## BEGIN TEXT SECTION

I've just checked, Pavla has it as BR880 whilst Model Alliance has it as BP880 and AIMS as MP880. To further complicate matters, Pavla and AIMS have it in PRU Blue whilst Model Alliance says "dark blue" which I assume was the so-called "Bosun" blue.

 

Unless there was more than 1 Flying Scotsman I'm completely confused by now.

 

Clive.

I'd not trust Model Alliance research, plenty of it was erm, not great.

 

 

OK ( I was typing while the above ot posted)

http://www.airhistory.org.uk/spitfire/p028.html

BP880 PRIVT 2551 Super M46 FF 31-1-42 1PRU 6-2-42 crashed en route to Middle East 16-3-42 HAL 20-6-42 Benson 13-1-43 India 23-9-43 Abandoned over Bay of Bengal on PR mission 5-3-44

 

No Spitfire serialed MP***

 

sticking Spitfire PR BP880 into a search

 

spacer.png

http://micklem.com/681/BP880-1.jpg

 

 

 

 

BP880-2.jpg

 

 

which looks like other PRU blue Spitfire I have seen taken in India.  "Bosun Blue" or some dark blue means the roundel don't show up, and get ringed, or they use a lighter blue.

## END TEXT SECTION
## BEGIN DATA SHOWN

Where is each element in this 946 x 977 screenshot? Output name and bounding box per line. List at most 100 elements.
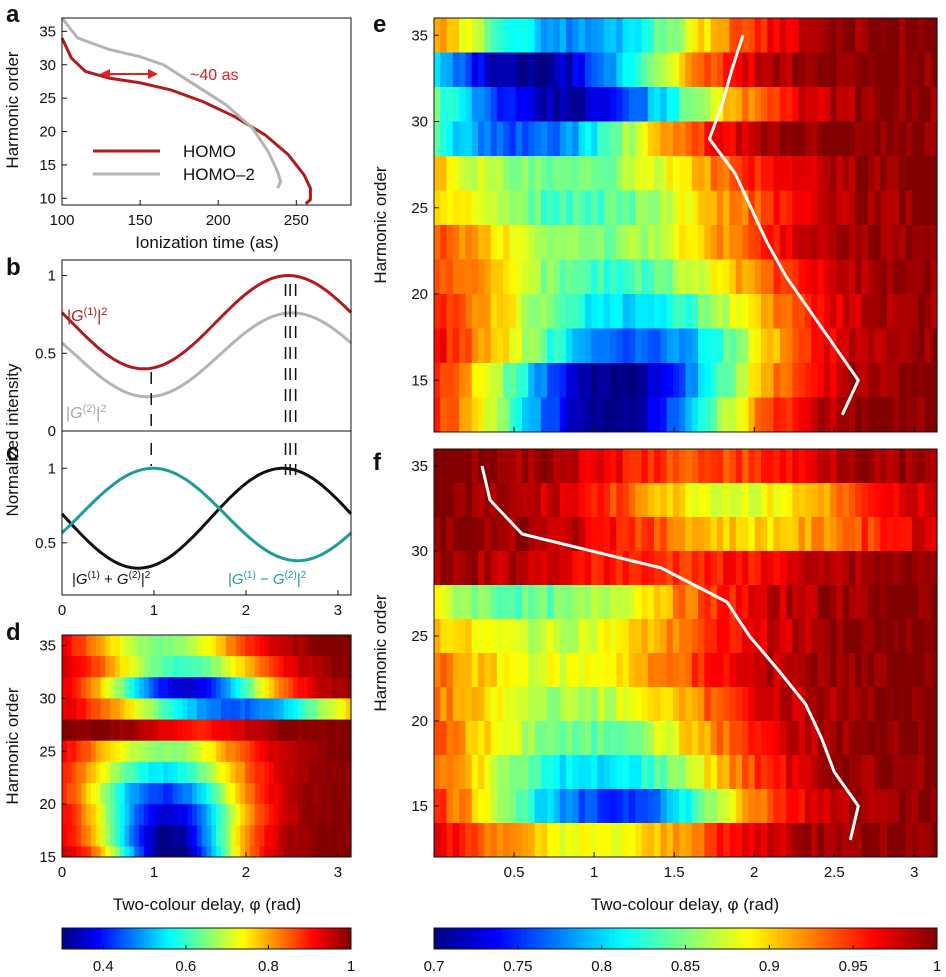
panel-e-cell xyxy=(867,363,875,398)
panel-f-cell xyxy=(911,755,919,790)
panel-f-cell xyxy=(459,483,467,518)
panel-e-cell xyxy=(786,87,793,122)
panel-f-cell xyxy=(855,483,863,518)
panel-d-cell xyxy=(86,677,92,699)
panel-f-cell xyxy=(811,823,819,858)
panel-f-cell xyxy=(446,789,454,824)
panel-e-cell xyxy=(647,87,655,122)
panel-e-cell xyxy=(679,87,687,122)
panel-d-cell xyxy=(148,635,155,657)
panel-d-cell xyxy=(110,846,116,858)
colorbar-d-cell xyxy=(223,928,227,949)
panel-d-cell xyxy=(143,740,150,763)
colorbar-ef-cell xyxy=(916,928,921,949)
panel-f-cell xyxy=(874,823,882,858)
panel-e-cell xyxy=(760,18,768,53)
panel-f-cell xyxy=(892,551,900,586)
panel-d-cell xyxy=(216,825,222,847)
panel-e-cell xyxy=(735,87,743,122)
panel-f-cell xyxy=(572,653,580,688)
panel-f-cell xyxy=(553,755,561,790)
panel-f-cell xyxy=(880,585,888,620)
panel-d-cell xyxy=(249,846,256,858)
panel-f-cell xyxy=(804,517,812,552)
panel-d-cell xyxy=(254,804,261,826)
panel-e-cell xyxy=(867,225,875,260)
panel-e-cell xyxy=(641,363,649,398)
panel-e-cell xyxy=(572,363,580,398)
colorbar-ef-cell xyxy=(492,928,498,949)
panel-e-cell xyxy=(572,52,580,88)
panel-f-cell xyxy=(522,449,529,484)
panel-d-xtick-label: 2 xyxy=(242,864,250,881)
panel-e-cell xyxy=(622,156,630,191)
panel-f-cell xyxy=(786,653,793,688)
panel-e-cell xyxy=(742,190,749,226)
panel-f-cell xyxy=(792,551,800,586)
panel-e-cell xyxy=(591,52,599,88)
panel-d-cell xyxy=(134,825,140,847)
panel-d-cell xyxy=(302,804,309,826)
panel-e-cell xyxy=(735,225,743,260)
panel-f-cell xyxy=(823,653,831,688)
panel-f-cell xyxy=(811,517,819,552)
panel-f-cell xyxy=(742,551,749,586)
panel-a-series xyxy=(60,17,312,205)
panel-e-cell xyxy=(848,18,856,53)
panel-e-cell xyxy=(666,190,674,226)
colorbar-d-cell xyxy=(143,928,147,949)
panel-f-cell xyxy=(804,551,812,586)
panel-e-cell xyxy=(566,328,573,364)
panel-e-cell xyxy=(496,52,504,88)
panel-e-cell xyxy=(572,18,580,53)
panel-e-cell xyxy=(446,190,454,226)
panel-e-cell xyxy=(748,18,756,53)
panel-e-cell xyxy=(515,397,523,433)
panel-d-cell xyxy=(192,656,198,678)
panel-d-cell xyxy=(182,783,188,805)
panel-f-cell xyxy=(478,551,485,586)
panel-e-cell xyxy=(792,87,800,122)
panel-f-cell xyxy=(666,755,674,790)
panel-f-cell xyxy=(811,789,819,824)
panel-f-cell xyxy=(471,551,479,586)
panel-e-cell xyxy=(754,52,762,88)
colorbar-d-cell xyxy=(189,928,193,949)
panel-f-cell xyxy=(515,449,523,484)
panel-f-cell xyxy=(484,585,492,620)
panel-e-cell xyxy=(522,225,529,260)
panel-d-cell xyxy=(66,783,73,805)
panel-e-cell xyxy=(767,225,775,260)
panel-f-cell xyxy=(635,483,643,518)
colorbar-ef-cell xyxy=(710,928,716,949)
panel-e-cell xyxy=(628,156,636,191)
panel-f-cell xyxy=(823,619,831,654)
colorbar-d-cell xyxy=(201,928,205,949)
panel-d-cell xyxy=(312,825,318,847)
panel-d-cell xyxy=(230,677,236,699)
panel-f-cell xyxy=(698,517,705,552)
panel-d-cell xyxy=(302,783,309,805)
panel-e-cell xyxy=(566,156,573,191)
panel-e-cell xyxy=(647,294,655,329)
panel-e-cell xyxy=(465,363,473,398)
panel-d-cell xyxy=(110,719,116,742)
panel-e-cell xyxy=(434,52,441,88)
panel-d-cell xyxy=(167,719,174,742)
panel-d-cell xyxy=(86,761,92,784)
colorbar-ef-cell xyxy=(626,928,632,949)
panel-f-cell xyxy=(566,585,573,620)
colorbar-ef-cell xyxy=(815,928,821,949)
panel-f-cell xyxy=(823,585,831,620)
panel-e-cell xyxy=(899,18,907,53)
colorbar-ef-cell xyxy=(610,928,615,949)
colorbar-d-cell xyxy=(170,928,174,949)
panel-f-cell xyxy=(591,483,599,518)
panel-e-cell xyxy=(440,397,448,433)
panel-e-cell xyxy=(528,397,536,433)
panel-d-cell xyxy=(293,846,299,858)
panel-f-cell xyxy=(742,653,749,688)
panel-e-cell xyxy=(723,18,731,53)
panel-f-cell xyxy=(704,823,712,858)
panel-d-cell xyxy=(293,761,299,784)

## END DATA SHOWN
## BEGIN DATA SHOWN

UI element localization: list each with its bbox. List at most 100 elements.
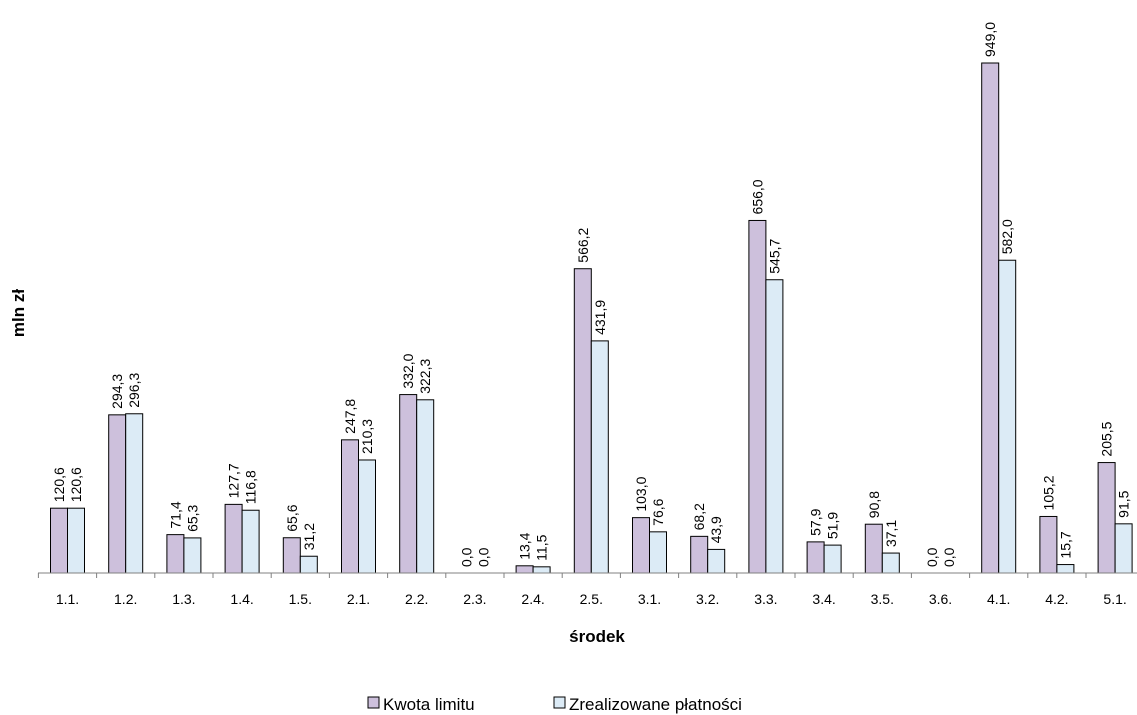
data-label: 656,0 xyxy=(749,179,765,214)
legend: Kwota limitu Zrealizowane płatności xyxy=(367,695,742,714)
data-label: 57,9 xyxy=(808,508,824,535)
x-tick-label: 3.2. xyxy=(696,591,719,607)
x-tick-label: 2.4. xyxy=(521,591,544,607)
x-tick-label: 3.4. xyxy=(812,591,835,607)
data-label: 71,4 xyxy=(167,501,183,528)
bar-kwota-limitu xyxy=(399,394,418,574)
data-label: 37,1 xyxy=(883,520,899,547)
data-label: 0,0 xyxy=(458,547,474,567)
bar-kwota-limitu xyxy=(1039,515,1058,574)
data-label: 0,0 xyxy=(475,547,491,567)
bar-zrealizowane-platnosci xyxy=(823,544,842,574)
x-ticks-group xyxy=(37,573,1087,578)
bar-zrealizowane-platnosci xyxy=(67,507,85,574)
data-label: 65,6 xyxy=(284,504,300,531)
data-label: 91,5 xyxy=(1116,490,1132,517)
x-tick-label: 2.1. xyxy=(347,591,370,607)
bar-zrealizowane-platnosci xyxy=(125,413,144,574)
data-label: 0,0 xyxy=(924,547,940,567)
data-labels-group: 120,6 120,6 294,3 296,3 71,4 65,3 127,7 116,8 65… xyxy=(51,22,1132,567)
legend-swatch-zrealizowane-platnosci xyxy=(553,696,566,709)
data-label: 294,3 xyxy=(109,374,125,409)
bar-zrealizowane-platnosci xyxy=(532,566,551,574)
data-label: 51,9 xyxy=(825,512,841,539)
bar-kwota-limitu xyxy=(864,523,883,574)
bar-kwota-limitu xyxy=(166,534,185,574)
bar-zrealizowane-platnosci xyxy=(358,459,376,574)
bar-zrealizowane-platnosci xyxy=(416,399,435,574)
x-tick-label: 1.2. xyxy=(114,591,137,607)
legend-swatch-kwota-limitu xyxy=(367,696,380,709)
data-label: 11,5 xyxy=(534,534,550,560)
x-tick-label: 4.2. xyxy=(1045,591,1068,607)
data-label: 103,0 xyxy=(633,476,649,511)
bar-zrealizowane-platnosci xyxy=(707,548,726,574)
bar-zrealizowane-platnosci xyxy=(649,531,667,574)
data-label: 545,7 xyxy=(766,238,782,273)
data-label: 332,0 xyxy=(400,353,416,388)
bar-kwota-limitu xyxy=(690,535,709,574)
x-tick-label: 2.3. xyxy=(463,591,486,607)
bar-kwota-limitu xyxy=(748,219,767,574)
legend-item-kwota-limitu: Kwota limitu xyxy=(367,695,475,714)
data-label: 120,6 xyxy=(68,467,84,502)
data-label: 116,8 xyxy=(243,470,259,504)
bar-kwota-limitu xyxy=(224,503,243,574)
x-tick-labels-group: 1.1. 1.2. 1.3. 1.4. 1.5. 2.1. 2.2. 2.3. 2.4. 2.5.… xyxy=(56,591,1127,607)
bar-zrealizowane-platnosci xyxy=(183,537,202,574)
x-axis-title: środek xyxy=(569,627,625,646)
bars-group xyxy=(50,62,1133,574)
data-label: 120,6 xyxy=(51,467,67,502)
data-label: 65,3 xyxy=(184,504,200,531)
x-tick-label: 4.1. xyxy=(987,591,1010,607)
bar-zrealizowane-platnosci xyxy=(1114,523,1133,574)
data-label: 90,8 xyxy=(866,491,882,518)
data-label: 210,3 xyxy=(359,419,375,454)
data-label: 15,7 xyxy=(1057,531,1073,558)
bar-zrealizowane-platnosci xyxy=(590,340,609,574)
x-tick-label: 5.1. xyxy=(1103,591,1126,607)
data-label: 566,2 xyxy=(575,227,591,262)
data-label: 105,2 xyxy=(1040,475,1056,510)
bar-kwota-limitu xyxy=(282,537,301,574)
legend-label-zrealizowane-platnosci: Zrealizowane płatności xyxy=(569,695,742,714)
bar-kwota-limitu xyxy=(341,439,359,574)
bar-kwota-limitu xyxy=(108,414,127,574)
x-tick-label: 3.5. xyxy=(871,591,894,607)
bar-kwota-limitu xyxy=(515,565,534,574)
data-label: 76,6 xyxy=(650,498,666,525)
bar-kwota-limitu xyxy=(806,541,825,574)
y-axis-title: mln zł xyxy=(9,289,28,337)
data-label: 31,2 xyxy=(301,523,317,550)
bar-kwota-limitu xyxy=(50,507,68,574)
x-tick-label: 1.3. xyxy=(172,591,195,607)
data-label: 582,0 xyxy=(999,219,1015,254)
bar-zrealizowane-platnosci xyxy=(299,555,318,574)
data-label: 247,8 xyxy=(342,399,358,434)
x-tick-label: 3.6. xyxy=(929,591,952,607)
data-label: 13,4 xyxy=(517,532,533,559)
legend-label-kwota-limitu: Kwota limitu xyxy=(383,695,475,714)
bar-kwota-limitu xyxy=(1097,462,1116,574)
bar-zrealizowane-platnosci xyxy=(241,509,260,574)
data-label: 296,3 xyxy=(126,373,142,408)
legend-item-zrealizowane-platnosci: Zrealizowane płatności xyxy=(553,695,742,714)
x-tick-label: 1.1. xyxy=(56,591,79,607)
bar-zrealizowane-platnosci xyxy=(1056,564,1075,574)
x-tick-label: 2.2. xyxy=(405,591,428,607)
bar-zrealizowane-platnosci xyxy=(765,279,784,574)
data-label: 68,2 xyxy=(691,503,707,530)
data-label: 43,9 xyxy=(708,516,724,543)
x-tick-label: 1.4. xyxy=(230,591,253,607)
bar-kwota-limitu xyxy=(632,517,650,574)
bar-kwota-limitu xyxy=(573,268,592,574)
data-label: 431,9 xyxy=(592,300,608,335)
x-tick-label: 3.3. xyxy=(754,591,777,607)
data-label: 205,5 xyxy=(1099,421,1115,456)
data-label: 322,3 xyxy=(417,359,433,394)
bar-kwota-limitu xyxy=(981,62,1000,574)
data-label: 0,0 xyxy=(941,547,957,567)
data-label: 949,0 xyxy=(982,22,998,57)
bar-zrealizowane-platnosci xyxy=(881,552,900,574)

## END DATA SHOWN

**TASK REQUIREMENTS:**
1. List every date given in the BP880 service record in the Spitfire discussion.
2. Extract the lines of the entries starting at the line that contains "data-label: 656,0 xyxy=(749,179,765,214)" and ending at the line that contains "bar-kwota-limitu xyxy=(166,534,185,574)", copying them unchanged.
The Spitfire discussion and the entries come from separate sources.

**SOLUTIONS BELOW:**
1.
31-1-42
6-2-42
16-3-42
20-6-42
13-1-43
23-9-43
5-3-44

2.
data-label: 656,0 xyxy=(749,179,765,214)
legend: Kwota limitu Zrealizowane płatności xyxy=(367,695,742,714)
data-label: 57,9 xyxy=(808,508,824,535)
x-tick-label: 3.2. xyxy=(696,591,719,607)
x-tick-label: 2.4. xyxy=(521,591,544,607)
x-tick-label: 3.4. xyxy=(812,591,835,607)
data-label: 71,4 xyxy=(167,501,183,528)
bar-kwota-limitu xyxy=(399,394,418,574)
data-label: 37,1 xyxy=(883,520,899,547)
data-label: 0,0 xyxy=(458,547,474,567)
bar-kwota-limitu xyxy=(1039,515,1058,574)
data-label: 0,0 xyxy=(475,547,491,567)
bar-zrealizowane-platnosci xyxy=(823,544,842,574)
x-ticks-group xyxy=(37,573,1087,578)
bar-zrealizowane-platnosci xyxy=(67,507,85,574)
data-label: 65,6 xyxy=(284,504,300,531)
data-label: 91,5 xyxy=(1116,490,1132,517)
x-tick-label: 2.1. xyxy=(347,591,370,607)
bar-zrealizowane-platnosci xyxy=(125,413,144,574)
data-label: 0,0 xyxy=(924,547,940,567)
data-labels-group: 120,6 120,6 294,3 296,3 71,4 65,3 127,7 116,8 65… xyxy=(51,22,1132,567)
legend-swatch-zrealizowane-platnosci xyxy=(553,696,566,709)
data-label: 294,3 xyxy=(109,374,125,409)
bar-zrealizowane-platnosci xyxy=(532,566,551,574)
data-label: 51,9 xyxy=(825,512,841,539)
bar-kwota-limitu xyxy=(864,523,883,574)
bar-kwota-limitu xyxy=(166,534,185,574)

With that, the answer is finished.